__Available data__:
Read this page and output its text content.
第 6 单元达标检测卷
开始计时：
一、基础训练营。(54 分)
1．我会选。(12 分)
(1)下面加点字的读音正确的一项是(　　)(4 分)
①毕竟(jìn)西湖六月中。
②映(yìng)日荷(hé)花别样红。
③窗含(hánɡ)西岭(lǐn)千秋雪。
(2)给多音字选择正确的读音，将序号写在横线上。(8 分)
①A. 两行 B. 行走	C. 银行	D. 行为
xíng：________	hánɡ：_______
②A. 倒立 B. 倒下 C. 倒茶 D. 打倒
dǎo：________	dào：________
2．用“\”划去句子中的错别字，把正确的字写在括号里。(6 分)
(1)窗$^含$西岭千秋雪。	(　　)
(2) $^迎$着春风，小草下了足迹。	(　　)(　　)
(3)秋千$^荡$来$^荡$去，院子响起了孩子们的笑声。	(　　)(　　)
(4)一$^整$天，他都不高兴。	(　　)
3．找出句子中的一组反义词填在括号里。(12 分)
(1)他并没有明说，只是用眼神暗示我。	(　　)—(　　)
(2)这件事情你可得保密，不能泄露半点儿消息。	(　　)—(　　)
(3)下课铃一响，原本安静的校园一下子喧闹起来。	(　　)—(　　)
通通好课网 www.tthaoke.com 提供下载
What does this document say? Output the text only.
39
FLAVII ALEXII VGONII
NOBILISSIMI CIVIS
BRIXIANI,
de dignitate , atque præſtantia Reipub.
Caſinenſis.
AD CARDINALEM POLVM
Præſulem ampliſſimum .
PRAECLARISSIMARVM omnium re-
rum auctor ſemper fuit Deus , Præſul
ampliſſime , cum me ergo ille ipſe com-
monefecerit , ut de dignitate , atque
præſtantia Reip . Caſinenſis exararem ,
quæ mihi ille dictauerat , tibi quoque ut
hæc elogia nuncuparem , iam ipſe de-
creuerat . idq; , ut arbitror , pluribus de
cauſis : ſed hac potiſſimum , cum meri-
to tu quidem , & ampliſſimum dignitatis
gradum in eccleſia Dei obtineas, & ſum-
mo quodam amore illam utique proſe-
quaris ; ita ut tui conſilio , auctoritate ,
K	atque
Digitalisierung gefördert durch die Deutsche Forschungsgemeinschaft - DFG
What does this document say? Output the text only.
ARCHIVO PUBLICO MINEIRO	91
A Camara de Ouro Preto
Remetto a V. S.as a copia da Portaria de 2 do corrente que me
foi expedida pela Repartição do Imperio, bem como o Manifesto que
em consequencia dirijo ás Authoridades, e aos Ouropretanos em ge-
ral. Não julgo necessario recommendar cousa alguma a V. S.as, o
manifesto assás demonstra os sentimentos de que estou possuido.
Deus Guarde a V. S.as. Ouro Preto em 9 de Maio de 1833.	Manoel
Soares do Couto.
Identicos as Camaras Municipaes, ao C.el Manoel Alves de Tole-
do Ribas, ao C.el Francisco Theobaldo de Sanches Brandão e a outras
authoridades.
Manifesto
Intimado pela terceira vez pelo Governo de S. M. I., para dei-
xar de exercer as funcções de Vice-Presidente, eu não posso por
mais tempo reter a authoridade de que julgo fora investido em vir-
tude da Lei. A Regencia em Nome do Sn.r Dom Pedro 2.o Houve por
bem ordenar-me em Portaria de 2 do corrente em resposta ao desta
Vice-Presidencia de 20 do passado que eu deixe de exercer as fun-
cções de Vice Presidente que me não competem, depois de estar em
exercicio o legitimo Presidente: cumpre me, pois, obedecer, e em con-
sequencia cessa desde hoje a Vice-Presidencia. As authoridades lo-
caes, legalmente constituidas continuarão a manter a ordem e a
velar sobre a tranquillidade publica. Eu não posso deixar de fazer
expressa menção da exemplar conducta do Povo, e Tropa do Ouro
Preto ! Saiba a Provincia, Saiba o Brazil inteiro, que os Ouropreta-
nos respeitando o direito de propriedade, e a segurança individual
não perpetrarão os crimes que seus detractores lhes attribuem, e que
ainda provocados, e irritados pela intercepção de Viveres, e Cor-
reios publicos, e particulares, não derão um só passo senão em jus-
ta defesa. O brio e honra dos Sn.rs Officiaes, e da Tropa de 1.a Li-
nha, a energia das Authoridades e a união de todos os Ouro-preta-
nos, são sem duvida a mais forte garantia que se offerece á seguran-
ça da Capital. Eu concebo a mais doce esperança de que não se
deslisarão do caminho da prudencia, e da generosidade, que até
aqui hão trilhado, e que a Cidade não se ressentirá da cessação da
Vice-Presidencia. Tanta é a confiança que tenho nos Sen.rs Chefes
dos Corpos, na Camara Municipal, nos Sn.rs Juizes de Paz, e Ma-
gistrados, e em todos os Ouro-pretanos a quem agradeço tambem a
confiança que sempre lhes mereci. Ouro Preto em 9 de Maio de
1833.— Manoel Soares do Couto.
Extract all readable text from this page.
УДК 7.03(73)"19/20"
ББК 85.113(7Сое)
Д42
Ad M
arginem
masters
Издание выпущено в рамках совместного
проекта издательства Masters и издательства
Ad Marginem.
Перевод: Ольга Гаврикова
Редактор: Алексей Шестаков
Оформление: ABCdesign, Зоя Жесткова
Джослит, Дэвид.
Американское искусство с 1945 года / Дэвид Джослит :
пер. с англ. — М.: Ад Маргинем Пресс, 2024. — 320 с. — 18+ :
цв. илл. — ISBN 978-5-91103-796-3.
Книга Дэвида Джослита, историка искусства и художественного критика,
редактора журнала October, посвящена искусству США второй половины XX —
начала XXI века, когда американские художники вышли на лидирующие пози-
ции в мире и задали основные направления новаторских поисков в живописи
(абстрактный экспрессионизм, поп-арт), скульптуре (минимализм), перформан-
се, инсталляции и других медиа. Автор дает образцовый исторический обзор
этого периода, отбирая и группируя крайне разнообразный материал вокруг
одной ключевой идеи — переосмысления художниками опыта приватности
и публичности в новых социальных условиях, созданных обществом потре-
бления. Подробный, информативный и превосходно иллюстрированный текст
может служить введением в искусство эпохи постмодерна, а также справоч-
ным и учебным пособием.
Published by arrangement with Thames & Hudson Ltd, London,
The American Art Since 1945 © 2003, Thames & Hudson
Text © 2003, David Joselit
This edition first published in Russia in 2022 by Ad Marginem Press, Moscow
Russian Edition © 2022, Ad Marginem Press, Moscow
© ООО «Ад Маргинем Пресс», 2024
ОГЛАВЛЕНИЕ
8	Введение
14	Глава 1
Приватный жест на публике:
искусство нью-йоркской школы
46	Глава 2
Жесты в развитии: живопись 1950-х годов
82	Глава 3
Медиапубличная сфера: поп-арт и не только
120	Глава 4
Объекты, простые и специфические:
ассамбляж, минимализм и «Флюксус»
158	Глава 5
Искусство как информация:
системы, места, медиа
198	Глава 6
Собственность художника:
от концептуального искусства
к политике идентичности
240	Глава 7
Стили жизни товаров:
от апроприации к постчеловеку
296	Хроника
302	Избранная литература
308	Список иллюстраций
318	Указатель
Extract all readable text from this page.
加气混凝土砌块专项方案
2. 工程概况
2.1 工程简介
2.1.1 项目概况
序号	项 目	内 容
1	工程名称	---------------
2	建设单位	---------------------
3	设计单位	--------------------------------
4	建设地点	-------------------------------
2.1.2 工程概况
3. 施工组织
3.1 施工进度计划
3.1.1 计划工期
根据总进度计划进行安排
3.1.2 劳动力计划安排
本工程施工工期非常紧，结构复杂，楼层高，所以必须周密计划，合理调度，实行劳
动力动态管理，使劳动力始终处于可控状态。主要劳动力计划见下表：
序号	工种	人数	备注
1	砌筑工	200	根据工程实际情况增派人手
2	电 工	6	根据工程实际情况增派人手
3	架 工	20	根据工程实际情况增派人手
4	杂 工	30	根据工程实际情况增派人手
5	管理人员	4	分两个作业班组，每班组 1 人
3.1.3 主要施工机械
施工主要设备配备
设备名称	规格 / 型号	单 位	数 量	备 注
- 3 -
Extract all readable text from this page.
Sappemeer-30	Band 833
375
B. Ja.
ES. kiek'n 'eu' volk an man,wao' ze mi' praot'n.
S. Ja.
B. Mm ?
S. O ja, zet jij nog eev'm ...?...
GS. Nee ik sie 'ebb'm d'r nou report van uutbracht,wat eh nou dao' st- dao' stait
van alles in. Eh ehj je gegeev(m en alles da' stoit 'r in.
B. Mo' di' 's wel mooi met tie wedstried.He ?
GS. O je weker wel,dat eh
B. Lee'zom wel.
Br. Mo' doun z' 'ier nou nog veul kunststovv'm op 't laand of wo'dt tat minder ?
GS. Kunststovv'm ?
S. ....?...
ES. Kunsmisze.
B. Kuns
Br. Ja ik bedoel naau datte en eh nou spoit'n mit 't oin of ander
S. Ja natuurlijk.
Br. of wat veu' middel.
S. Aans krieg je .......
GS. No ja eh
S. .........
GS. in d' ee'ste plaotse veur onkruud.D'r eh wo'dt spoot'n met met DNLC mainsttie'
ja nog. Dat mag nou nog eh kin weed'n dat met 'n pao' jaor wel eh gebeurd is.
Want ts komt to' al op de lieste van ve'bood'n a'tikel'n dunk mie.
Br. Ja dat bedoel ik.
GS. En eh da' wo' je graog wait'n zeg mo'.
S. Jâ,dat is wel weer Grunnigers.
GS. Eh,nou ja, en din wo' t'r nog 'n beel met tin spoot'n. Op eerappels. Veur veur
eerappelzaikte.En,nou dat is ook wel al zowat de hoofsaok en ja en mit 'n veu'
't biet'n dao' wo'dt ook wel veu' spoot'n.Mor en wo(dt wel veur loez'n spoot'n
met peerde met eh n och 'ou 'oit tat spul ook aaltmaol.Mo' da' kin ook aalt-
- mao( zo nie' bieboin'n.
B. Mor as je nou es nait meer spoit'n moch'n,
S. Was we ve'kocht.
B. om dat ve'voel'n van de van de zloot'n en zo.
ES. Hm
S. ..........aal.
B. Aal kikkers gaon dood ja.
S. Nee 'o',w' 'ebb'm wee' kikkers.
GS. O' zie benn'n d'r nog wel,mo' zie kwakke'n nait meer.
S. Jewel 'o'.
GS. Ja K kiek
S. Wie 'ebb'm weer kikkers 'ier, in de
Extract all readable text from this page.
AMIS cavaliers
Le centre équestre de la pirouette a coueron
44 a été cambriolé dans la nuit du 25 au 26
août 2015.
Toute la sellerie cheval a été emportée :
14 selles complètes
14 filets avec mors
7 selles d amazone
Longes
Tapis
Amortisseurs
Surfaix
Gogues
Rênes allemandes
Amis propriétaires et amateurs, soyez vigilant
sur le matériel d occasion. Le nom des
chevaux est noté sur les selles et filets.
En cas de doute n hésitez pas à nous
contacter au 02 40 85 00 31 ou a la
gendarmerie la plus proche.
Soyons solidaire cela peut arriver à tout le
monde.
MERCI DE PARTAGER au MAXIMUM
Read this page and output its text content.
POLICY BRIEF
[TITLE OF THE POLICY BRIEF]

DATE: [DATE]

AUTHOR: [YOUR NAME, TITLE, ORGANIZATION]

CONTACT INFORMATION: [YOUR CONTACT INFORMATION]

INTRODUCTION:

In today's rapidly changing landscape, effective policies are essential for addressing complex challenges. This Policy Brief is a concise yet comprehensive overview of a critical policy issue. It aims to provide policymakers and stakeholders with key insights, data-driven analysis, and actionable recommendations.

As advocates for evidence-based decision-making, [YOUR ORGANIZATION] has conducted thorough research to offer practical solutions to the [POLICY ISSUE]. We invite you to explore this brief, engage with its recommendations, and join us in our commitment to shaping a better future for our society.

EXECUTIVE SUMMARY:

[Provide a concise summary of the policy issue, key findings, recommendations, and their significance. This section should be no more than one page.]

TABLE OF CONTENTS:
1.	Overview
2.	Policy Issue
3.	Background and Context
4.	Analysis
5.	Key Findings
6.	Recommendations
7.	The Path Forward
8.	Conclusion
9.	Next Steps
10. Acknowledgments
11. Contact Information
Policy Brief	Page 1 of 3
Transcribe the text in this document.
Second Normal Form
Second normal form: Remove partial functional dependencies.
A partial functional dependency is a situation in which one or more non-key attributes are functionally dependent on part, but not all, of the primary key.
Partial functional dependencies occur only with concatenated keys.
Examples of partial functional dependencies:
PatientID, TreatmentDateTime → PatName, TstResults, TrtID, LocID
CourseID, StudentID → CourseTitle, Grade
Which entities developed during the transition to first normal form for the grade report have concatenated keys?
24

__What to work on__: Check each line of the entries above for the word "Marginem". List the ones that have it.

__Task response__:
Ad Marginem.
This edition first published in Russia in 2022 by Ad Marginem Press, Moscow
Russian Edition © 2022, Ad Marginem Press, Moscow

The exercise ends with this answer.